Excerpts from a figure dataset:
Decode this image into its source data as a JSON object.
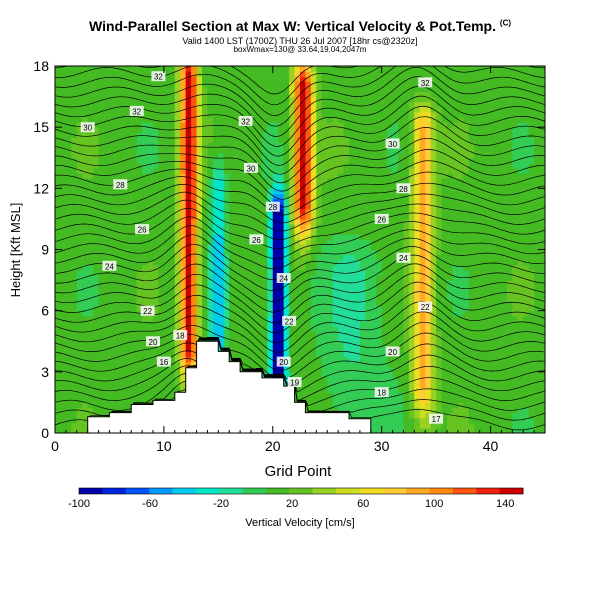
{
  "title": "Wind-Parallel Section at Max W: Vertical Velocity & Pot.Temp.",
  "title_mark": "(C)",
  "subtitle": "Valid 1400 LST (1700Z) THU 26 Jul 2007 [18hr cs@2320z]",
  "subtitle2": "boxWmax=130@ 33.64,19.04,2047m",
  "chart_data": {
    "type": "heatmap",
    "xlabel": "Grid Point",
    "ylabel": "Height [Kft MSL]",
    "xlim": [
      0,
      45
    ],
    "ylim": [
      0,
      18
    ],
    "xticks": [
      0,
      10,
      20,
      30,
      40
    ],
    "yticks": [
      0,
      3,
      6,
      9,
      12,
      15,
      18
    ],
    "colorbar": {
      "label": "Vertical Velocity [cm/s]",
      "range": [
        -100,
        150
      ],
      "ticks": [
        -100,
        -60,
        -20,
        20,
        60,
        100,
        140
      ],
      "colors": [
        "#0000aa",
        "#0022dd",
        "#0055ff",
        "#0099ff",
        "#00ccee",
        "#00e6c8",
        "#22dd99",
        "#33cc55",
        "#44bb22",
        "#66c422",
        "#99d222",
        "#ccdd22",
        "#eedd22",
        "#ffcc33",
        "#ffaa22",
        "#ff8811",
        "#ff5511",
        "#ee2211",
        "#cc0000"
      ]
    },
    "terrain": [
      [
        0,
        0
      ],
      [
        3,
        0
      ],
      [
        3,
        0.8
      ],
      [
        5,
        0.8
      ],
      [
        5,
        1
      ],
      [
        7,
        1
      ],
      [
        7,
        1.4
      ],
      [
        9,
        1.4
      ],
      [
        9,
        1.6
      ],
      [
        11,
        1.6
      ],
      [
        11,
        2
      ],
      [
        12,
        2
      ],
      [
        12,
        3.2
      ],
      [
        13,
        3.2
      ],
      [
        13,
        4.5
      ],
      [
        15,
        4.5
      ],
      [
        15,
        4
      ],
      [
        16,
        4
      ],
      [
        16,
        3.5
      ],
      [
        17,
        3.5
      ],
      [
        17,
        3
      ],
      [
        19,
        3
      ],
      [
        19,
        2.7
      ],
      [
        21,
        2.7
      ],
      [
        21,
        2.3
      ],
      [
        22,
        2.3
      ],
      [
        22,
        1.5
      ],
      [
        23,
        1.5
      ],
      [
        23,
        1
      ],
      [
        27,
        1
      ],
      [
        27,
        0.7
      ],
      [
        29,
        0.7
      ],
      [
        29,
        0
      ]
    ],
    "updrafts": [
      {
        "x": 12.3,
        "w": 0.8,
        "ytop": 17.5,
        "ybot": 4.5,
        "value": 150
      },
      {
        "x": 22.8,
        "w": 0.9,
        "ytop": 17.0,
        "ybot": 11.5,
        "value": 150
      },
      {
        "x": 33.8,
        "w": 1.0,
        "ytop": 15.0,
        "ybot": 2.5,
        "value": 90
      }
    ],
    "downdrafts": [
      {
        "x": 15.0,
        "w": 0.7,
        "ytop": 12.0,
        "ybot": 4.0,
        "value": -35
      },
      {
        "x": 20.5,
        "w": 0.7,
        "ytop": 10.5,
        "ybot": 3.0,
        "value": -110
      },
      {
        "x": 27.5,
        "w": 3.0,
        "ytop": 8.0,
        "ybot": 1.5,
        "value": -5
      }
    ],
    "theta_labels": [
      {
        "x": 9.5,
        "y": 17.5,
        "text": "32"
      },
      {
        "x": 7.5,
        "y": 15.8,
        "text": "32"
      },
      {
        "x": 3.0,
        "y": 15.0,
        "text": "30"
      },
      {
        "x": 6.0,
        "y": 12.2,
        "text": "28"
      },
      {
        "x": 8.0,
        "y": 10.0,
        "text": "26"
      },
      {
        "x": 5.0,
        "y": 8.2,
        "text": "24"
      },
      {
        "x": 8.5,
        "y": 6.0,
        "text": "22"
      },
      {
        "x": 9.0,
        "y": 4.5,
        "text": "20"
      },
      {
        "x": 11.5,
        "y": 4.8,
        "text": "18"
      },
      {
        "x": 10.0,
        "y": 3.5,
        "text": "16"
      },
      {
        "x": 17.5,
        "y": 15.3,
        "text": "32"
      },
      {
        "x": 18.0,
        "y": 13.0,
        "text": "30"
      },
      {
        "x": 20.0,
        "y": 11.1,
        "text": "28"
      },
      {
        "x": 18.5,
        "y": 9.5,
        "text": "26"
      },
      {
        "x": 21.0,
        "y": 7.6,
        "text": "24"
      },
      {
        "x": 21.5,
        "y": 5.5,
        "text": "22"
      },
      {
        "x": 21.0,
        "y": 3.5,
        "text": "20"
      },
      {
        "x": 22.0,
        "y": 2.5,
        "text": "19"
      },
      {
        "x": 34.0,
        "y": 17.2,
        "text": "32"
      },
      {
        "x": 31.0,
        "y": 14.2,
        "text": "30"
      },
      {
        "x": 32.0,
        "y": 12.0,
        "text": "28"
      },
      {
        "x": 30.0,
        "y": 10.5,
        "text": "26"
      },
      {
        "x": 32.0,
        "y": 8.6,
        "text": "24"
      },
      {
        "x": 34.0,
        "y": 6.2,
        "text": "22"
      },
      {
        "x": 31.0,
        "y": 4.0,
        "text": "20"
      },
      {
        "x": 30.0,
        "y": 2.0,
        "text": "18"
      },
      {
        "x": 35.0,
        "y": 0.7,
        "text": "17"
      }
    ]
  }
}
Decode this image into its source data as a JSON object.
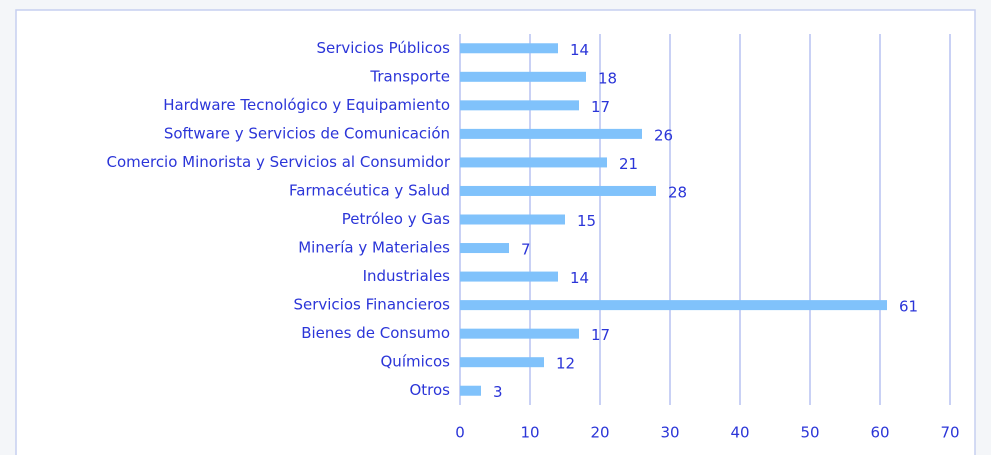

_Task requirements_
Search the entries for the word "Velocity" and copy every line that has it.

_Full answer_
  "title": "Wind-Parallel Section at Max W: Vertical Velocity & Pot.Temp.",
      "label": "Vertical Velocity [cm/s]",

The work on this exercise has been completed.